- INPUT FOR THIS TASK
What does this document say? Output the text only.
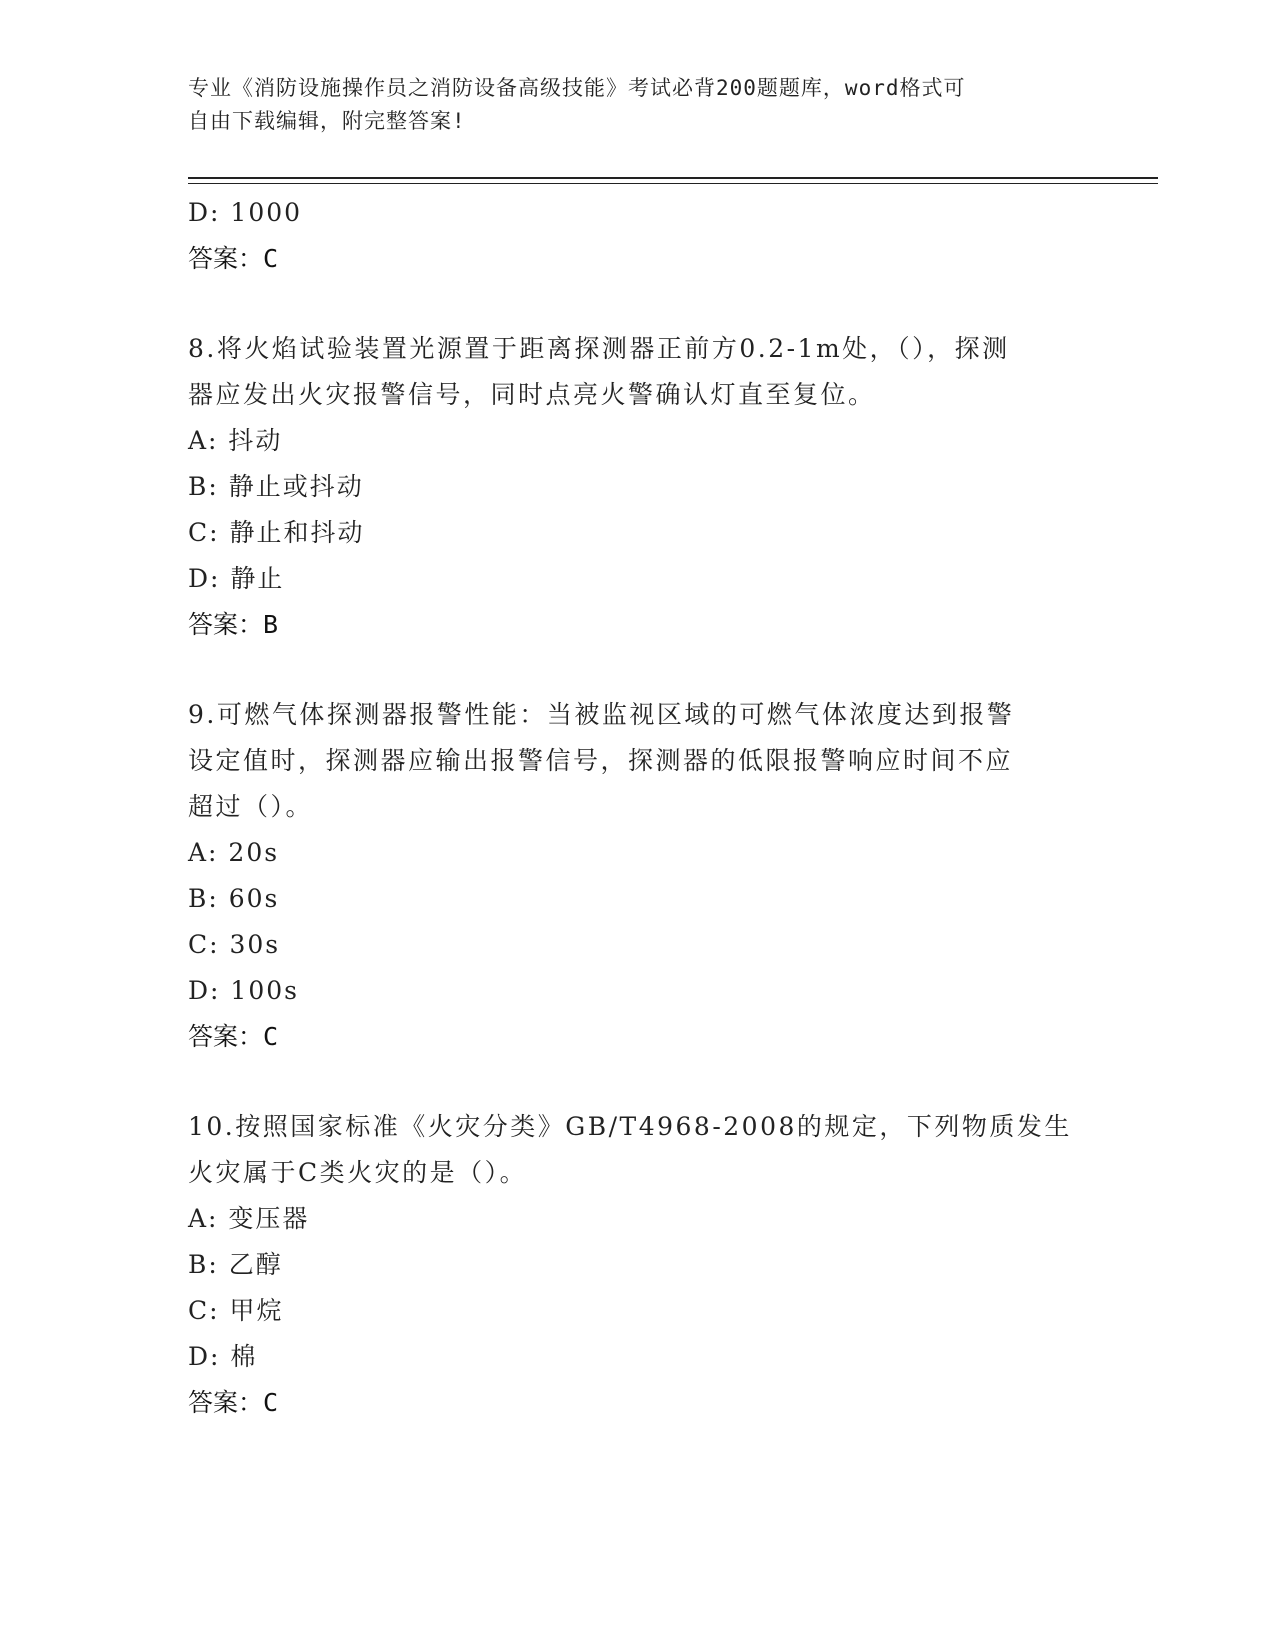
专业《消防设施操作员之消防设备高级技能》考试必背200题题库，word格式可
自由下载编辑，附完整答案!

D: 1000

答案：C

8.将火焰试验装置光源置于距离探测器正前方0.2-1m处，（），探测

器应发出火灾报警信号，同时点亮火警确认灯直至复位。

A: 抖动

B: 静止或抖动

C: 静止和抖动

D: 静止

答案：B

9.可燃气体探测器报警性能：当被监视区域的可燃气体浓度达到报警

设定值时，探测器应输出报警信号，探测器的低限报警响应时间不应

超过（）。

A: 20s

B: 60s

C: 30s

D: 100s

答案：C

10.按照国家标准《火灾分类》GB/T4968-2008的规定，下列物质发生

火灾属于C类火灾的是（）。

A: 变压器

B: 乙醇

C: 甲烷

D: 棉

答案：C
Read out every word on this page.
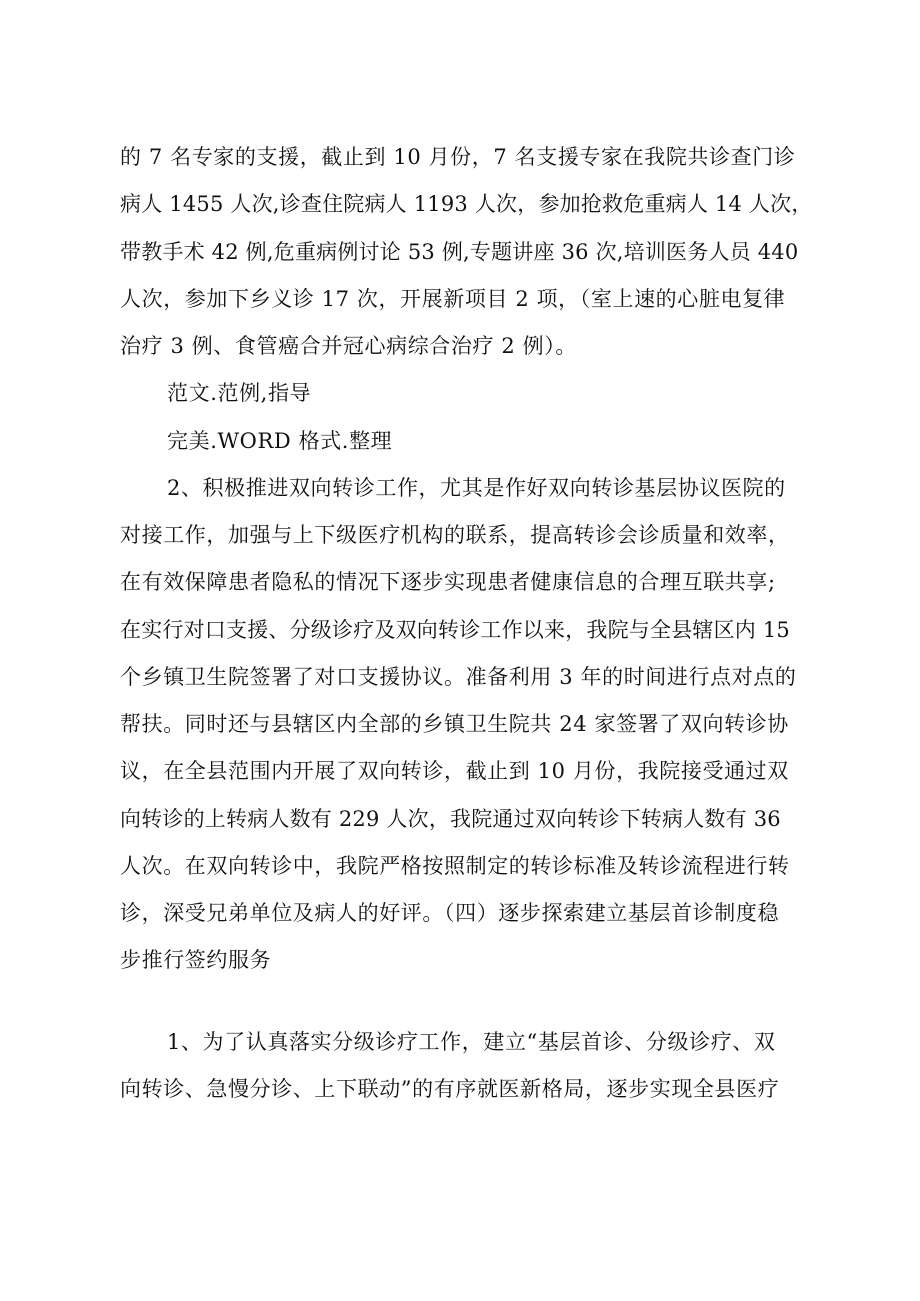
的 7 名专家的支援，截止到 10 月份，7 名支援专家在我院共诊查门诊
病人 1455 人次,诊查住院病人 1193 人次，参加抢救危重病人 14 人次，
带教手术 42 例,危重病例讨论 53 例,专题讲座 36 次,培训医务人员 440
人次，参加下乡义诊 17 次，开展新项目 2 项，（室上速的心脏电复律
治疗 3 例、食管癌合并冠心病综合治疗 2 例）。
范文.范例,指导
完美.WORD 格式.整理
2、积极推进双向转诊工作，尤其是作好双向转诊基层协议医院的
对接工作，加强与上下级医疗机构的联系，提高转诊会诊质量和效率，
在有效保障患者隐私的情况下逐步实现患者健康信息的合理互联共享;
在实行对口支援、分级诊疗及双向转诊工作以来，我院与全县辖区内 15
个乡镇卫生院签署了对口支援协议。准备利用 3 年的时间进行点对点的
帮扶。同时还与县辖区内全部的乡镇卫生院共 24 家签署了双向转诊协
议，在全县范围内开展了双向转诊，截止到 10 月份，我院接受通过双
向转诊的上转病人数有 229 人次，我院通过双向转诊下转病人数有 36
人次。在双向转诊中，我院严格按照制定的转诊标准及转诊流程进行转
诊，深受兄弟单位及病人的好评。（四）逐步探索建立基层首诊制度稳
步推行签约服务
1、为了认真落实分级诊疗工作，建立“基层首诊、分级诊疗、双
向转诊、急慢分诊、上下联动”的有序就医新格局，逐步实现全县医疗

- WRITTEN TASK
Retype everything in the material word for word, minus pictures.

- FINAL RESULT
What does this document say? Output the text only.
专业《消防设施操作员之消防设备高级技能》考试必背200题题库，word格式可
自由下载编辑，附完整答案!

D: 1000

答案：C

8.将火焰试验装置光源置于距离探测器正前方0.2-1m处，（），探测

器应发出火灾报警信号，同时点亮火警确认灯直至复位。

A: 抖动

B: 静止或抖动

C: 静止和抖动

D: 静止

答案：B

9.可燃气体探测器报警性能：当被监视区域的可燃气体浓度达到报警

设定值时，探测器应输出报警信号，探测器的低限报警响应时间不应

超过（）。

A: 20s

B: 60s

C: 30s

D: 100s

答案：C

10.按照国家标准《火灾分类》GB/T4968-2008的规定，下列物质发生

火灾属于C类火灾的是（）。

A: 变压器

B: 乙醇

C: 甲烷

D: 棉

答案：C
Read out every word on this page.
的 7 名专家的支援，截止到 10 月份，7 名支援专家在我院共诊查门诊
病人 1455 人次,诊查住院病人 1193 人次，参加抢救危重病人 14 人次，
带教手术 42 例,危重病例讨论 53 例,专题讲座 36 次,培训医务人员 440
人次，参加下乡义诊 17 次，开展新项目 2 项，（室上速的心脏电复律
治疗 3 例、食管癌合并冠心病综合治疗 2 例）。
范文.范例,指导
完美.WORD 格式.整理
2、积极推进双向转诊工作，尤其是作好双向转诊基层协议医院的
对接工作，加强与上下级医疗机构的联系，提高转诊会诊质量和效率，
在有效保障患者隐私的情况下逐步实现患者健康信息的合理互联共享;
在实行对口支援、分级诊疗及双向转诊工作以来，我院与全县辖区内 15
个乡镇卫生院签署了对口支援协议。准备利用 3 年的时间进行点对点的
帮扶。同时还与县辖区内全部的乡镇卫生院共 24 家签署了双向转诊协
议，在全县范围内开展了双向转诊，截止到 10 月份，我院接受通过双
向转诊的上转病人数有 229 人次，我院通过双向转诊下转病人数有 36
人次。在双向转诊中，我院严格按照制定的转诊标准及转诊流程进行转
诊，深受兄弟单位及病人的好评。（四）逐步探索建立基层首诊制度稳
步推行签约服务
1、为了认真落实分级诊疗工作，建立“基层首诊、分级诊疗、双
向转诊、急慢分诊、上下联动”的有序就医新格局，逐步实现全县医疗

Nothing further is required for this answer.